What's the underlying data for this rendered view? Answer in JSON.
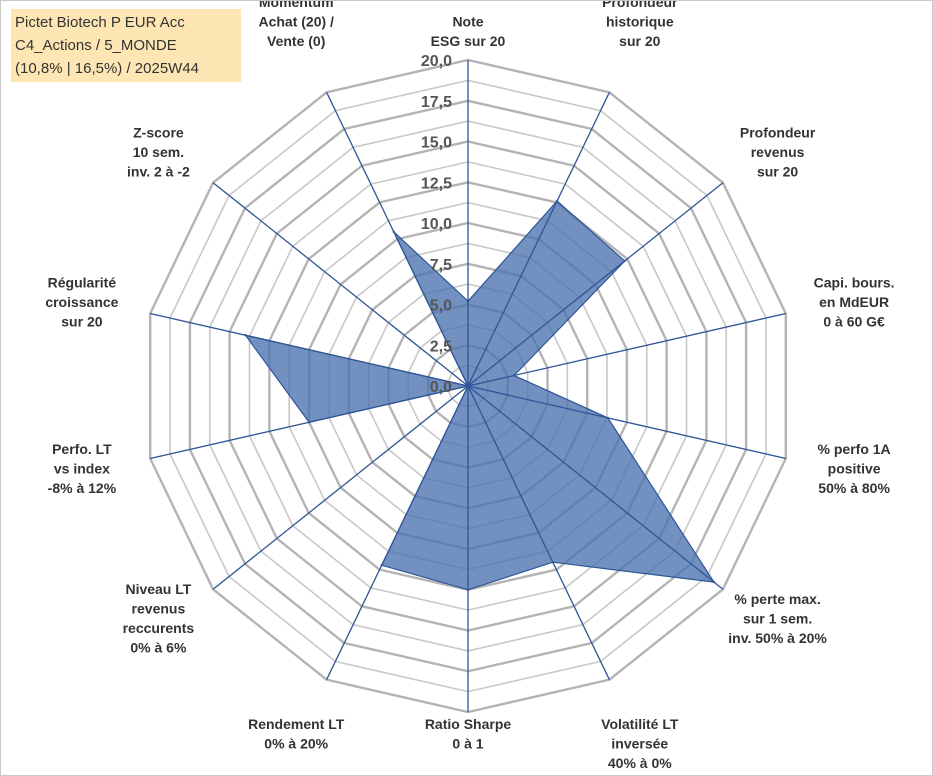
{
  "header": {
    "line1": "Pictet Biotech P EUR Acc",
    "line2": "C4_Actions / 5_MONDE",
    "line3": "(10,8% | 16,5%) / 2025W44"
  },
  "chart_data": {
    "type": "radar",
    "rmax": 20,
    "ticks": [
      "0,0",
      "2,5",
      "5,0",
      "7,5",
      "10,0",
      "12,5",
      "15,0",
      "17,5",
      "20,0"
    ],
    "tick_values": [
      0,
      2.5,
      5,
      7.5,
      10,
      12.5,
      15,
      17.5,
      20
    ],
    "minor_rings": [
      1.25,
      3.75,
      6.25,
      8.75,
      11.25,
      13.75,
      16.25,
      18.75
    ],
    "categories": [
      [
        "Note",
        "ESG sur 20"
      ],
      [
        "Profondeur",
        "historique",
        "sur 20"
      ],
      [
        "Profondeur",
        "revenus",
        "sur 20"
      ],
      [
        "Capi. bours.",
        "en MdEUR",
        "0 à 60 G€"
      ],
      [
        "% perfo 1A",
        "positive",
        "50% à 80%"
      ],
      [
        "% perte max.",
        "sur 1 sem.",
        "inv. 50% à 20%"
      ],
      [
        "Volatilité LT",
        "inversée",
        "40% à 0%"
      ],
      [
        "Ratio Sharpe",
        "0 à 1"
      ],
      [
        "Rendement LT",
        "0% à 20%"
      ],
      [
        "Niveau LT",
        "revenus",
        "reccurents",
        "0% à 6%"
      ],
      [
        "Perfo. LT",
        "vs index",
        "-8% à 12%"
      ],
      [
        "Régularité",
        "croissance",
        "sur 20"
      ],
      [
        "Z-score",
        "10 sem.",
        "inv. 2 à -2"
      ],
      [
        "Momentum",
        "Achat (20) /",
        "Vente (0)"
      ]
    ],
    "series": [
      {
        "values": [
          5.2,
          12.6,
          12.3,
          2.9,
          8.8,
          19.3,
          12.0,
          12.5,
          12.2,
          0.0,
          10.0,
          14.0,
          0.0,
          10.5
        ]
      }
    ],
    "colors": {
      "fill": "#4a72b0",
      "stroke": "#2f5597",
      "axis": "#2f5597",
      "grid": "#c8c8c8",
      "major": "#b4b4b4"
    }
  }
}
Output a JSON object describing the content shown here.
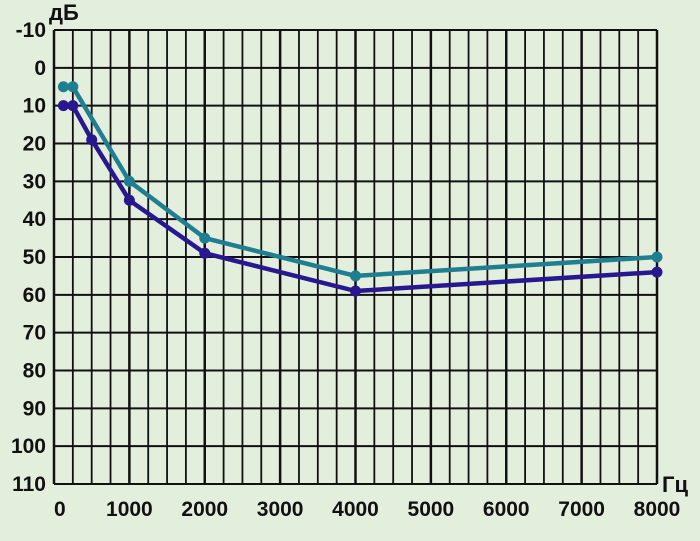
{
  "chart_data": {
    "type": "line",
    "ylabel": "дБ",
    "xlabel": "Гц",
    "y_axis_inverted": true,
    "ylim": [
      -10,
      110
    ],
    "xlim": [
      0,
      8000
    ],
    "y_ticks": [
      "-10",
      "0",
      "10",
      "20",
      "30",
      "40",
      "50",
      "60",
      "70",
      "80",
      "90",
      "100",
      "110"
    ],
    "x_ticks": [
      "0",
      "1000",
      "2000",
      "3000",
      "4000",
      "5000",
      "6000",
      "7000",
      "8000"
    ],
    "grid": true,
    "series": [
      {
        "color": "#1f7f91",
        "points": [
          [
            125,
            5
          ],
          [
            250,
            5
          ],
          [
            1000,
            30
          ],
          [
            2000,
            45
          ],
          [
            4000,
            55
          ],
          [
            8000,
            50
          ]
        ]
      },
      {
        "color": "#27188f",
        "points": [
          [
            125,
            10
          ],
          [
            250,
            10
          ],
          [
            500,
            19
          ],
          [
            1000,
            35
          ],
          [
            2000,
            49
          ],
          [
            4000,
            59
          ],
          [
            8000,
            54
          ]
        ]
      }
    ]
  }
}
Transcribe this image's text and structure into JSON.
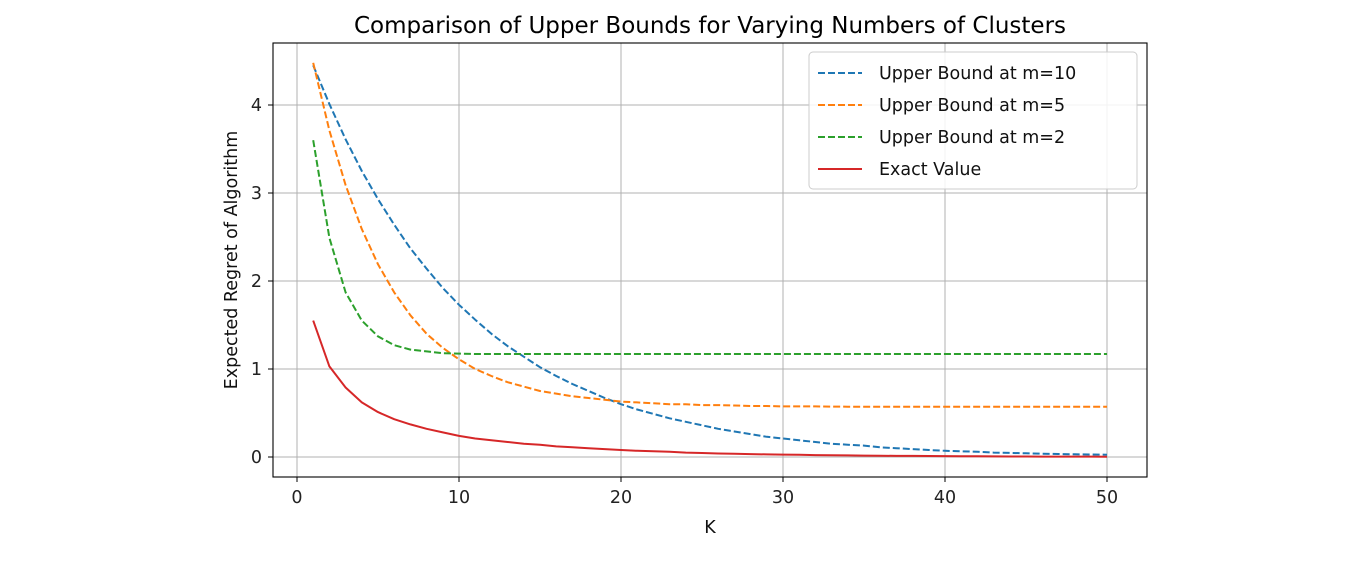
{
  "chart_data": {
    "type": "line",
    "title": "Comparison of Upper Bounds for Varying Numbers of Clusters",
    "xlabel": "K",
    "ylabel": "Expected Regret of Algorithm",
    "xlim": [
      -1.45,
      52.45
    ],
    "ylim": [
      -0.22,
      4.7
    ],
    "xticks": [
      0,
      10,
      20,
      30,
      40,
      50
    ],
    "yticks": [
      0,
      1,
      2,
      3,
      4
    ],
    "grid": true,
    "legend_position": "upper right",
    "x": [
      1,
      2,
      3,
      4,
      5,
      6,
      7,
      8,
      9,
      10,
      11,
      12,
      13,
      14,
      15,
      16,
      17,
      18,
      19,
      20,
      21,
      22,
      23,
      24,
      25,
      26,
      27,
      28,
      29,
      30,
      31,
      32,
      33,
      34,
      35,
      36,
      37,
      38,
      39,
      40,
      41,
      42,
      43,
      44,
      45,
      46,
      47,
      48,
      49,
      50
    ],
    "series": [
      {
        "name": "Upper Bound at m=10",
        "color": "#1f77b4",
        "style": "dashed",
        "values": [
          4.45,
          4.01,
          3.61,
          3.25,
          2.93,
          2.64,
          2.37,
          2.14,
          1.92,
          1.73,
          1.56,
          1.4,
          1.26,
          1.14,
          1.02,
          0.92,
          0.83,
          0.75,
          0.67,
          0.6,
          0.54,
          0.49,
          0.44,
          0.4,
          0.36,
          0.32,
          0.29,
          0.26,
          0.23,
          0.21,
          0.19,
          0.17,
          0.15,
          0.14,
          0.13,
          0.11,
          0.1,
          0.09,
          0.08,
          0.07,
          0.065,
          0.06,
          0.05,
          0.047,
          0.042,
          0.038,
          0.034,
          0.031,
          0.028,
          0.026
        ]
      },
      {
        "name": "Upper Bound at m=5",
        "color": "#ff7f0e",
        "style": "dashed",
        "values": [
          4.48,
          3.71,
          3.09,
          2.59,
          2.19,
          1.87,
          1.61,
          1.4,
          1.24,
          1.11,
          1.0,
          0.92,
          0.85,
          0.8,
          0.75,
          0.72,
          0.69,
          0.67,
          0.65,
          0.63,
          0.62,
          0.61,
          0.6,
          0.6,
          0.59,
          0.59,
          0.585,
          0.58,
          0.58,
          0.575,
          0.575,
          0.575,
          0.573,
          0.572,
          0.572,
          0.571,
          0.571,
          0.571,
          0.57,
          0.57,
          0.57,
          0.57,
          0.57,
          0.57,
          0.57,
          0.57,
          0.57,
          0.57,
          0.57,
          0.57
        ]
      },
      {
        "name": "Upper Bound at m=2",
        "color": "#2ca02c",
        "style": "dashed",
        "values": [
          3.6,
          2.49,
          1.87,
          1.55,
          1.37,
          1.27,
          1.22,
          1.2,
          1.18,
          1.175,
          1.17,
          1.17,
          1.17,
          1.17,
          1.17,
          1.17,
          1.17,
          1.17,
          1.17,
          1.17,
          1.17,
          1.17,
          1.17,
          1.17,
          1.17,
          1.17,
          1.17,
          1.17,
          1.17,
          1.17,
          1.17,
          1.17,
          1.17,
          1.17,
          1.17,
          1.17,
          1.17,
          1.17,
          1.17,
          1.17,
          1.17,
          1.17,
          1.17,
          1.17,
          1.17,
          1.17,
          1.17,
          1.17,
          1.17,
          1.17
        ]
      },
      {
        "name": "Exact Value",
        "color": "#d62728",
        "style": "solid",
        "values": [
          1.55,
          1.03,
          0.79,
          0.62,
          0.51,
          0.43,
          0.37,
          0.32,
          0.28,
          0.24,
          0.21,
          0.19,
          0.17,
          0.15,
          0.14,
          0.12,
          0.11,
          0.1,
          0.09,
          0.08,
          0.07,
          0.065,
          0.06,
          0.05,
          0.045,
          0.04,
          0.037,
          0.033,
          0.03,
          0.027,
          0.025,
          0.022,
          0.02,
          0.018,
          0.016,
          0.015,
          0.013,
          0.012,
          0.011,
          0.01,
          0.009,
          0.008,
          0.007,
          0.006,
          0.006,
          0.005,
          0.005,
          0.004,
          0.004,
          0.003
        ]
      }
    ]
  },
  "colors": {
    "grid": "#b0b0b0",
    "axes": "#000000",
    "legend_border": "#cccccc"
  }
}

________________________

_Aim of the exercise_. Take the listing and print it again exactly, but without any pictures.

_Solution for this task_.
What's the underlying data for this rendered view? Answer in JSON.
{
  "header": {
    "line1": "Pictet Biotech P EUR Acc",
    "line2": "C4_Actions / 5_MONDE",
    "line3": "(10,8% | 16,5%) / 2025W44"
  },
  "chart_data": {
    "type": "radar",
    "rmax": 20,
    "ticks": [
      "0,0",
      "2,5",
      "5,0",
      "7,5",
      "10,0",
      "12,5",
      "15,0",
      "17,5",
      "20,0"
    ],
    "tick_values": [
      0,
      2.5,
      5,
      7.5,
      10,
      12.5,
      15,
      17.5,
      20
    ],
    "minor_rings": [
      1.25,
      3.75,
      6.25,
      8.75,
      11.25,
      13.75,
      16.25,
      18.75
    ],
    "categories": [
      [
        "Note",
        "ESG sur 20"
      ],
      [
        "Profondeur",
        "historique",
        "sur 20"
      ],
      [
        "Profondeur",
        "revenus",
        "sur 20"
      ],
      [
        "Capi. bours.",
        "en MdEUR",
        "0 à 60 G€"
      ],
      [
        "% perfo 1A",
        "positive",
        "50% à 80%"
      ],
      [
        "% perte max.",
        "sur 1 sem.",
        "inv. 50% à 20%"
      ],
      [
        "Volatilité LT",
        "inversée",
        "40% à 0%"
      ],
      [
        "Ratio Sharpe",
        "0 à 1"
      ],
      [
        "Rendement LT",
        "0% à 20%"
      ],
      [
        "Niveau LT",
        "revenus",
        "reccurents",
        "0% à 6%"
      ],
      [
        "Perfo. LT",
        "vs index",
        "-8% à 12%"
      ],
      [
        "Régularité",
        "croissance",
        "sur 20"
      ],
      [
        "Z-score",
        "10 sem.",
        "inv. 2 à -2"
      ],
      [
        "Momentum",
        "Achat (20) /",
        "Vente (0)"
      ]
    ],
    "series": [
      {
        "values": [
          5.2,
          12.6,
          12.3,
          2.9,
          8.8,
          19.3,
          12.0,
          12.5,
          12.2,
          0.0,
          10.0,
          14.0,
          0.0,
          10.5
        ]
      }
    ],
    "colors": {
      "fill": "#4a72b0",
      "stroke": "#2f5597",
      "axis": "#2f5597",
      "grid": "#c8c8c8",
      "major": "#b4b4b4"
    }
  }
}
Output a JSON object describing the content shown here.
{
  "chart_data": {
    "type": "line",
    "ylabel": "дБ",
    "xlabel": "Гц",
    "y_axis_inverted": true,
    "ylim": [
      -10,
      110
    ],
    "xlim": [
      0,
      8000
    ],
    "y_ticks": [
      "-10",
      "0",
      "10",
      "20",
      "30",
      "40",
      "50",
      "60",
      "70",
      "80",
      "90",
      "100",
      "110"
    ],
    "x_ticks": [
      "0",
      "1000",
      "2000",
      "3000",
      "4000",
      "5000",
      "6000",
      "7000",
      "8000"
    ],
    "grid": true,
    "series": [
      {
        "color": "#1f7f91",
        "points": [
          [
            125,
            5
          ],
          [
            250,
            5
          ],
          [
            1000,
            30
          ],
          [
            2000,
            45
          ],
          [
            4000,
            55
          ],
          [
            8000,
            50
          ]
        ]
      },
      {
        "color": "#27188f",
        "points": [
          [
            125,
            10
          ],
          [
            250,
            10
          ],
          [
            500,
            19
          ],
          [
            1000,
            35
          ],
          [
            2000,
            49
          ],
          [
            4000,
            59
          ],
          [
            8000,
            54
          ]
        ]
      }
    ]
  }
}
Transcribe this image's text and structure into JSON.
{
  "chart_data": {
    "type": "line",
    "title": "Comparison of Upper Bounds for Varying Numbers of Clusters",
    "xlabel": "K",
    "ylabel": "Expected Regret of Algorithm",
    "xlim": [
      -1.45,
      52.45
    ],
    "ylim": [
      -0.22,
      4.7
    ],
    "xticks": [
      0,
      10,
      20,
      30,
      40,
      50
    ],
    "yticks": [
      0,
      1,
      2,
      3,
      4
    ],
    "grid": true,
    "legend_position": "upper right",
    "x": [
      1,
      2,
      3,
      4,
      5,
      6,
      7,
      8,
      9,
      10,
      11,
      12,
      13,
      14,
      15,
      16,
      17,
      18,
      19,
      20,
      21,
      22,
      23,
      24,
      25,
      26,
      27,
      28,
      29,
      30,
      31,
      32,
      33,
      34,
      35,
      36,
      37,
      38,
      39,
      40,
      41,
      42,
      43,
      44,
      45,
      46,
      47,
      48,
      49,
      50
    ],
    "series": [
      {
        "name": "Upper Bound at m=10",
        "color": "#1f77b4",
        "style": "dashed",
        "values": [
          4.45,
          4.01,
          3.61,
          3.25,
          2.93,
          2.64,
          2.37,
          2.14,
          1.92,
          1.73,
          1.56,
          1.4,
          1.26,
          1.14,
          1.02,
          0.92,
          0.83,
          0.75,
          0.67,
          0.6,
          0.54,
          0.49,
          0.44,
          0.4,
          0.36,
          0.32,
          0.29,
          0.26,
          0.23,
          0.21,
          0.19,
          0.17,
          0.15,
          0.14,
          0.13,
          0.11,
          0.1,
          0.09,
          0.08,
          0.07,
          0.065,
          0.06,
          0.05,
          0.047,
          0.042,
          0.038,
          0.034,
          0.031,
          0.028,
          0.026
        ]
      },
      {
        "name": "Upper Bound at m=5",
        "color": "#ff7f0e",
        "style": "dashed",
        "values": [
          4.48,
          3.71,
          3.09,
          2.59,
          2.19,
          1.87,
          1.61,
          1.4,
          1.24,
          1.11,
          1.0,
          0.92,
          0.85,
          0.8,
          0.75,
          0.72,
          0.69,
          0.67,
          0.65,
          0.63,
          0.62,
          0.61,
          0.6,
          0.6,
          0.59,
          0.59,
          0.585,
          0.58,
          0.58,
          0.575,
          0.575,
          0.575,
          0.573,
          0.572,
          0.572,
          0.571,
          0.571,
          0.571,
          0.57,
          0.57,
          0.57,
          0.57,
          0.57,
          0.57,
          0.57,
          0.57,
          0.57,
          0.57,
          0.57,
          0.57
        ]
      },
      {
        "name": "Upper Bound at m=2",
        "color": "#2ca02c",
        "style": "dashed",
        "values": [
          3.6,
          2.49,
          1.87,
          1.55,
          1.37,
          1.27,
          1.22,
          1.2,
          1.18,
          1.175,
          1.17,
          1.17,
          1.17,
          1.17,
          1.17,
          1.17,
          1.17,
          1.17,
          1.17,
          1.17,
          1.17,
          1.17,
          1.17,
          1.17,
          1.17,
          1.17,
          1.17,
          1.17,
          1.17,
          1.17,
          1.17,
          1.17,
          1.17,
          1.17,
          1.17,
          1.17,
          1.17,
          1.17,
          1.17,
          1.17,
          1.17,
          1.17,
          1.17,
          1.17,
          1.17,
          1.17,
          1.17,
          1.17,
          1.17,
          1.17
        ]
      },
      {
        "name": "Exact Value",
        "color": "#d62728",
        "style": "solid",
        "values": [
          1.55,
          1.03,
          0.79,
          0.62,
          0.51,
          0.43,
          0.37,
          0.32,
          0.28,
          0.24,
          0.21,
          0.19,
          0.17,
          0.15,
          0.14,
          0.12,
          0.11,
          0.1,
          0.09,
          0.08,
          0.07,
          0.065,
          0.06,
          0.05,
          0.045,
          0.04,
          0.037,
          0.033,
          0.03,
          0.027,
          0.025,
          0.022,
          0.02,
          0.018,
          0.016,
          0.015,
          0.013,
          0.012,
          0.011,
          0.01,
          0.009,
          0.008,
          0.007,
          0.006,
          0.006,
          0.005,
          0.005,
          0.004,
          0.004,
          0.003
        ]
      }
    ]
  },
  "colors": {
    "grid": "#b0b0b0",
    "axes": "#000000",
    "legend_border": "#cccccc"
  }
}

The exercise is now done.